**Stored records**
## Start
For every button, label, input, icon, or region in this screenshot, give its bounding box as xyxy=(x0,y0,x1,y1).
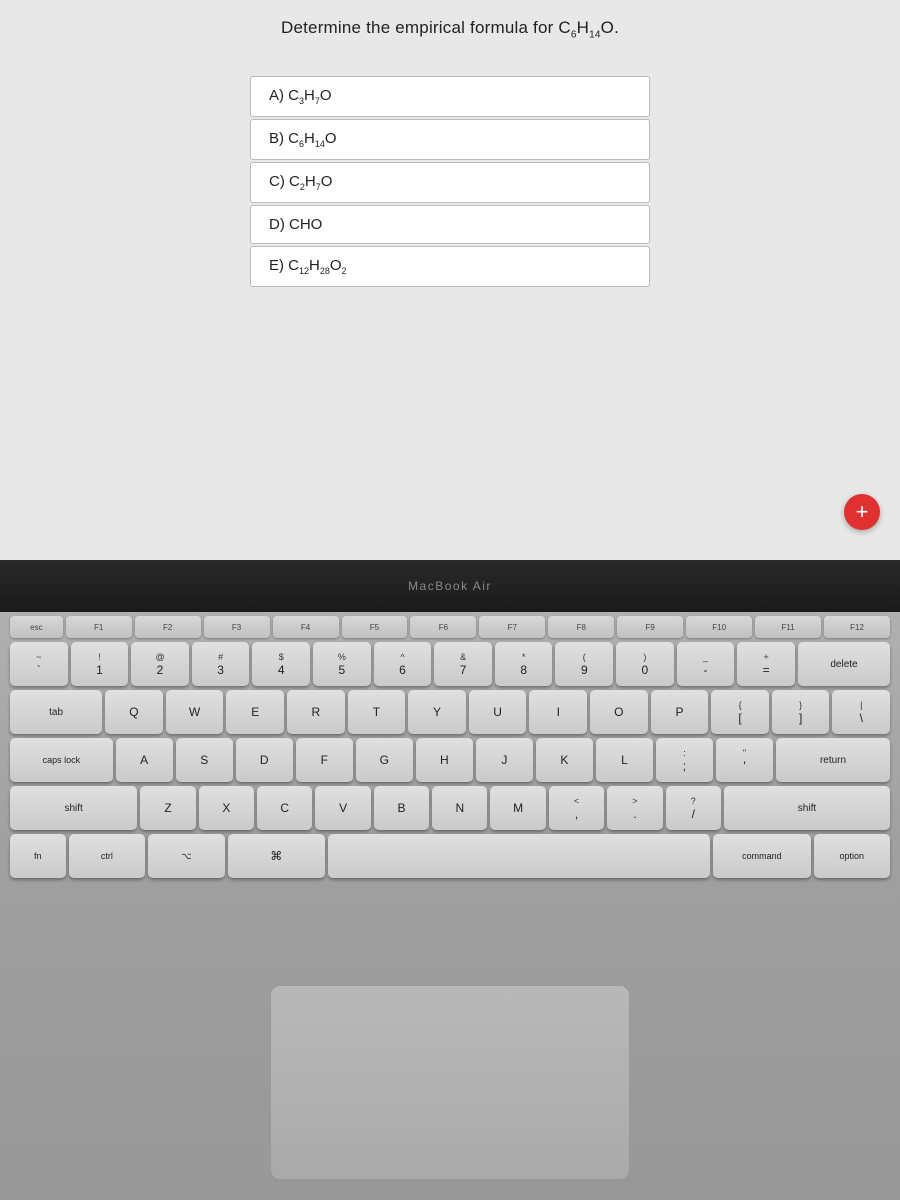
key-r[interactable]: R xyxy=(287,690,345,734)
zxcv-row: shift Z X C V B N M <, >. ?/ shift xyxy=(10,786,890,830)
key-e[interactable]: E xyxy=(226,690,284,734)
key-4[interactable]: $4 xyxy=(252,642,310,686)
key-2[interactable]: @2 xyxy=(131,642,189,686)
plus-button[interactable]: + xyxy=(844,494,880,530)
key-f8[interactable]: F8 xyxy=(548,616,614,638)
answer-choices: A) C3H7O B) C6H14O C) C2H7O D) CHO E) C1… xyxy=(250,76,650,287)
answer-choice-b[interactable]: B) C6H14O xyxy=(250,119,650,160)
answer-choice-d[interactable]: D) CHO xyxy=(250,205,650,244)
answer-choice-a[interactable]: A) C3H7O xyxy=(250,76,650,117)
trackpad[interactable] xyxy=(270,985,630,1180)
key-f10[interactable]: F10 xyxy=(686,616,752,638)
key-space[interactable] xyxy=(328,834,710,878)
key-option-left[interactable]: ⌥ xyxy=(148,834,224,878)
key-j[interactable]: J xyxy=(476,738,533,782)
key-i[interactable]: I xyxy=(529,690,587,734)
key-shift-left[interactable]: shift xyxy=(10,786,137,830)
key-q[interactable]: Q xyxy=(105,690,163,734)
key-f2[interactable]: F2 xyxy=(135,616,201,638)
key-t[interactable]: T xyxy=(348,690,406,734)
key-3[interactable]: #3 xyxy=(192,642,250,686)
key-f6[interactable]: F6 xyxy=(410,616,476,638)
key-f1[interactable]: F1 xyxy=(66,616,132,638)
key-n[interactable]: N xyxy=(432,786,487,830)
key-bracket-close[interactable]: }] xyxy=(772,690,830,734)
key-z[interactable]: Z xyxy=(140,786,195,830)
key-semicolon[interactable]: :; xyxy=(656,738,713,782)
key-command-left[interactable]: ⌘ xyxy=(228,834,325,878)
key-slash[interactable]: ?/ xyxy=(666,786,721,830)
key-shift-right[interactable]: shift xyxy=(724,786,890,830)
key-f4[interactable]: F4 xyxy=(273,616,339,638)
answer-choice-e[interactable]: E) C12H28O2 xyxy=(250,246,650,287)
fn-row: esc F1 F2 F3 F4 F5 F6 F7 F8 F9 F10 F11 F… xyxy=(10,616,890,638)
key-l[interactable]: L xyxy=(596,738,653,782)
key-command-right[interactable]: command xyxy=(713,834,810,878)
keyboard-area: esc F1 F2 F3 F4 F5 F6 F7 F8 F9 F10 F11 F… xyxy=(0,612,900,1200)
answer-choice-c[interactable]: C) C2H7O xyxy=(250,162,650,203)
key-bracket-open[interactable]: {[ xyxy=(711,690,769,734)
key-f12[interactable]: F12 xyxy=(824,616,890,638)
key-h[interactable]: H xyxy=(416,738,473,782)
key-delete[interactable]: delete xyxy=(798,642,890,686)
key-return[interactable]: return xyxy=(776,738,890,782)
key-comma[interactable]: <, xyxy=(549,786,604,830)
key-c[interactable]: C xyxy=(257,786,312,830)
key-g[interactable]: G xyxy=(356,738,413,782)
key-f7[interactable]: F7 xyxy=(479,616,545,638)
key-f9[interactable]: F9 xyxy=(617,616,683,638)
key-f11[interactable]: F11 xyxy=(755,616,821,638)
key-w[interactable]: W xyxy=(166,690,224,734)
key-b[interactable]: B xyxy=(374,786,429,830)
key-backslash[interactable]: |\ xyxy=(832,690,890,734)
key-0[interactable]: )0 xyxy=(616,642,674,686)
key-p[interactable]: P xyxy=(651,690,709,734)
key-6[interactable]: ^6 xyxy=(374,642,432,686)
key-equals[interactable]: += xyxy=(737,642,795,686)
key-f5[interactable]: F5 xyxy=(342,616,408,638)
key-s[interactable]: S xyxy=(176,738,233,782)
asdf-row: caps lock A S D F G H J K L :; "' return xyxy=(10,738,890,782)
key-option-right[interactable]: option xyxy=(814,834,890,878)
key-y[interactable]: Y xyxy=(408,690,466,734)
screen-area: Determine the empirical formula for C6H1… xyxy=(0,0,900,560)
key-a[interactable]: A xyxy=(116,738,173,782)
bottom-row: fn ctrl ⌥ ⌘ command option xyxy=(10,834,890,878)
key-minus[interactable]: _- xyxy=(677,642,735,686)
key-f[interactable]: F xyxy=(296,738,353,782)
key-5[interactable]: %5 xyxy=(313,642,371,686)
key-tab[interactable]: tab xyxy=(10,690,102,734)
key-esc[interactable]: esc xyxy=(10,616,63,638)
qwerty-row: tab Q W E R T Y U I O P {[ }] |\ xyxy=(10,690,890,734)
key-period[interactable]: >. xyxy=(607,786,662,830)
key-k[interactable]: K xyxy=(536,738,593,782)
key-m[interactable]: M xyxy=(490,786,545,830)
key-f3[interactable]: F3 xyxy=(204,616,270,638)
key-o[interactable]: O xyxy=(590,690,648,734)
key-u[interactable]: U xyxy=(469,690,527,734)
key-8[interactable]: *8 xyxy=(495,642,553,686)
bezel-bar: MacBook Air xyxy=(0,560,900,612)
macbook-label: MacBook Air xyxy=(408,579,492,593)
key-v[interactable]: V xyxy=(315,786,370,830)
key-9[interactable]: (9 xyxy=(555,642,613,686)
key-1[interactable]: !1 xyxy=(71,642,129,686)
key-x[interactable]: X xyxy=(199,786,254,830)
key-fn[interactable]: fn xyxy=(10,834,66,878)
key-quote[interactable]: "' xyxy=(716,738,773,782)
key-d[interactable]: D xyxy=(236,738,293,782)
key-capslock[interactable]: caps lock xyxy=(10,738,113,782)
question-text: Determine the empirical formula for C6H1… xyxy=(281,18,619,40)
key-backtick[interactable]: ~` xyxy=(10,642,68,686)
number-row: ~` !1 @2 #3 $4 %5 ^6 &7 *8 (9 )0 _- += d… xyxy=(10,642,890,686)
key-ctrl-left[interactable]: ctrl xyxy=(69,834,145,878)
key-7[interactable]: &7 xyxy=(434,642,492,686)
## End
**Set exercise**
Please rewrite all the rows above, changing every "interactable" to "clickable" and keeping everything else the same. Omit the pictures from your answer.

**Answer to the exercise**
For every button, label, input, icon, or region in this screenshot, give its bounding box as xyxy=(x0,y0,x1,y1).
key-r[clickable]: R xyxy=(287,690,345,734)
zxcv-row: shift Z X C V B N M <, >. ?/ shift xyxy=(10,786,890,830)
key-e[clickable]: E xyxy=(226,690,284,734)
key-4[clickable]: $4 xyxy=(252,642,310,686)
key-2[clickable]: @2 xyxy=(131,642,189,686)
plus-button[clickable]: + xyxy=(844,494,880,530)
key-f8[clickable]: F8 xyxy=(548,616,614,638)
answer-choices: A) C3H7O B) C6H14O C) C2H7O D) CHO E) C1… xyxy=(250,76,650,287)
answer-choice-b[clickable]: B) C6H14O xyxy=(250,119,650,160)
answer-choice-d[clickable]: D) CHO xyxy=(250,205,650,244)
answer-choice-a[clickable]: A) C3H7O xyxy=(250,76,650,117)
trackpad[clickable] xyxy=(270,985,630,1180)
key-f10[clickable]: F10 xyxy=(686,616,752,638)
key-space[clickable] xyxy=(328,834,710,878)
key-option-left[clickable]: ⌥ xyxy=(148,834,224,878)
key-j[clickable]: J xyxy=(476,738,533,782)
key-i[clickable]: I xyxy=(529,690,587,734)
key-shift-left[clickable]: shift xyxy=(10,786,137,830)
key-q[clickable]: Q xyxy=(105,690,163,734)
key-f2[clickable]: F2 xyxy=(135,616,201,638)
key-t[clickable]: T xyxy=(348,690,406,734)
key-3[clickable]: #3 xyxy=(192,642,250,686)
key-f6[clickable]: F6 xyxy=(410,616,476,638)
key-f1[clickable]: F1 xyxy=(66,616,132,638)
key-n[clickable]: N xyxy=(432,786,487,830)
key-bracket-close[clickable]: }] xyxy=(772,690,830,734)
key-z[clickable]: Z xyxy=(140,786,195,830)
key-semicolon[clickable]: :; xyxy=(656,738,713,782)
key-command-left[clickable]: ⌘ xyxy=(228,834,325,878)
key-slash[clickable]: ?/ xyxy=(666,786,721,830)
key-shift-right[clickable]: shift xyxy=(724,786,890,830)
key-f4[clickable]: F4 xyxy=(273,616,339,638)
answer-choice-e[clickable]: E) C12H28O2 xyxy=(250,246,650,287)
fn-row: esc F1 F2 F3 F4 F5 F6 F7 F8 F9 F10 F11 F… xyxy=(10,616,890,638)
key-l[clickable]: L xyxy=(596,738,653,782)
key-command-right[clickable]: command xyxy=(713,834,810,878)
keyboard-area: esc F1 F2 F3 F4 F5 F6 F7 F8 F9 F10 F11 F… xyxy=(0,612,900,1200)
answer-choice-c[clickable]: C) C2H7O xyxy=(250,162,650,203)
key-bracket-open[clickable]: {[ xyxy=(711,690,769,734)
key-f12[clickable]: F12 xyxy=(824,616,890,638)
key-h[clickable]: H xyxy=(416,738,473,782)
key-delete[clickable]: delete xyxy=(798,642,890,686)
key-return[clickable]: return xyxy=(776,738,890,782)
key-comma[clickable]: <, xyxy=(549,786,604,830)
key-c[clickable]: C xyxy=(257,786,312,830)
key-g[clickable]: G xyxy=(356,738,413,782)
key-f7[clickable]: F7 xyxy=(479,616,545,638)
key-f9[clickable]: F9 xyxy=(617,616,683,638)
key-f11[clickable]: F11 xyxy=(755,616,821,638)
key-w[clickable]: W xyxy=(166,690,224,734)
key-b[clickable]: B xyxy=(374,786,429,830)
key-backslash[clickable]: |\ xyxy=(832,690,890,734)
key-0[clickable]: )0 xyxy=(616,642,674,686)
key-p[clickable]: P xyxy=(651,690,709,734)
key-6[clickable]: ^6 xyxy=(374,642,432,686)
key-equals[clickable]: += xyxy=(737,642,795,686)
key-f5[clickable]: F5 xyxy=(342,616,408,638)
key-s[clickable]: S xyxy=(176,738,233,782)
asdf-row: caps lock A S D F G H J K L :; "' return xyxy=(10,738,890,782)
key-option-right[clickable]: option xyxy=(814,834,890,878)
key-y[clickable]: Y xyxy=(408,690,466,734)
screen-area: Determine the empirical formula for C6H1… xyxy=(0,0,900,560)
key-a[clickable]: A xyxy=(116,738,173,782)
bottom-row: fn ctrl ⌥ ⌘ command option xyxy=(10,834,890,878)
key-minus[clickable]: _- xyxy=(677,642,735,686)
key-f[clickable]: F xyxy=(296,738,353,782)
key-5[clickable]: %5 xyxy=(313,642,371,686)
key-tab[clickable]: tab xyxy=(10,690,102,734)
key-esc[clickable]: esc xyxy=(10,616,63,638)
qwerty-row: tab Q W E R T Y U I O P {[ }] |\ xyxy=(10,690,890,734)
key-period[clickable]: >. xyxy=(607,786,662,830)
key-k[clickable]: K xyxy=(536,738,593,782)
key-m[clickable]: M xyxy=(490,786,545,830)
key-f3[clickable]: F3 xyxy=(204,616,270,638)
key-o[clickable]: O xyxy=(590,690,648,734)
key-u[clickable]: U xyxy=(469,690,527,734)
key-8[clickable]: *8 xyxy=(495,642,553,686)
bezel-bar: MacBook Air xyxy=(0,560,900,612)
macbook-label: MacBook Air xyxy=(408,579,492,593)
key-v[clickable]: V xyxy=(315,786,370,830)
key-9[clickable]: (9 xyxy=(555,642,613,686)
key-1[clickable]: !1 xyxy=(71,642,129,686)
key-x[clickable]: X xyxy=(199,786,254,830)
key-fn[clickable]: fn xyxy=(10,834,66,878)
key-quote[clickable]: "' xyxy=(716,738,773,782)
key-d[clickable]: D xyxy=(236,738,293,782)
key-capslock[clickable]: caps lock xyxy=(10,738,113,782)
question-text: Determine the empirical formula for C6H1… xyxy=(281,18,619,40)
key-backtick[clickable]: ~` xyxy=(10,642,68,686)
number-row: ~` !1 @2 #3 $4 %5 ^6 &7 *8 (9 )0 _- += d… xyxy=(10,642,890,686)
key-ctrl-left[clickable]: ctrl xyxy=(69,834,145,878)
key-7[clickable]: &7 xyxy=(434,642,492,686)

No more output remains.